AIM OF THE TASK: The data must be returned in full and exactly as given.

═════ DATA ROWS ═════

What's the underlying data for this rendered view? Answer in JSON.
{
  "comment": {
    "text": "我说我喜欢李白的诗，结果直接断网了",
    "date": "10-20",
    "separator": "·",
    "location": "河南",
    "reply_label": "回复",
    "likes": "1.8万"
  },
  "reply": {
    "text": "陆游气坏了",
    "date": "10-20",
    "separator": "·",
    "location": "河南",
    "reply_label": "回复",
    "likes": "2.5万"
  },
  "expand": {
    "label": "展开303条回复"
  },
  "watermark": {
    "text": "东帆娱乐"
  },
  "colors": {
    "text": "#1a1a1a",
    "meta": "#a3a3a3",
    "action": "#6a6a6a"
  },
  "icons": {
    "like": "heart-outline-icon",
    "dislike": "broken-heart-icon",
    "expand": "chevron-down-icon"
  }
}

═════

ANSWER BELOW:
What's the underlying data for this rendered view? Answer in JSON.
{
  "comment": {
    "text": "我说我喜欢李白的诗，结果直接断网了",
    "date": "10-20",
    "separator": "·",
    "location": "河南",
    "reply_label": "回复",
    "likes": "1.8万"
  },
  "reply": {
    "text": "陆游气坏了",
    "date": "10-20",
    "separator": "·",
    "location": "河南",
    "reply_label": "回复",
    "likes": "2.5万"
  },
  "expand": {
    "label": "展开303条回复"
  },
  "watermark": {
    "text": "东帆娱乐"
  },
  "colors": {
    "text": "#1a1a1a",
    "meta": "#a3a3a3",
    "action": "#6a6a6a"
  },
  "icons": {
    "like": "heart-outline-icon",
    "dislike": "broken-heart-icon",
    "expand": "chevron-down-icon"
  }
}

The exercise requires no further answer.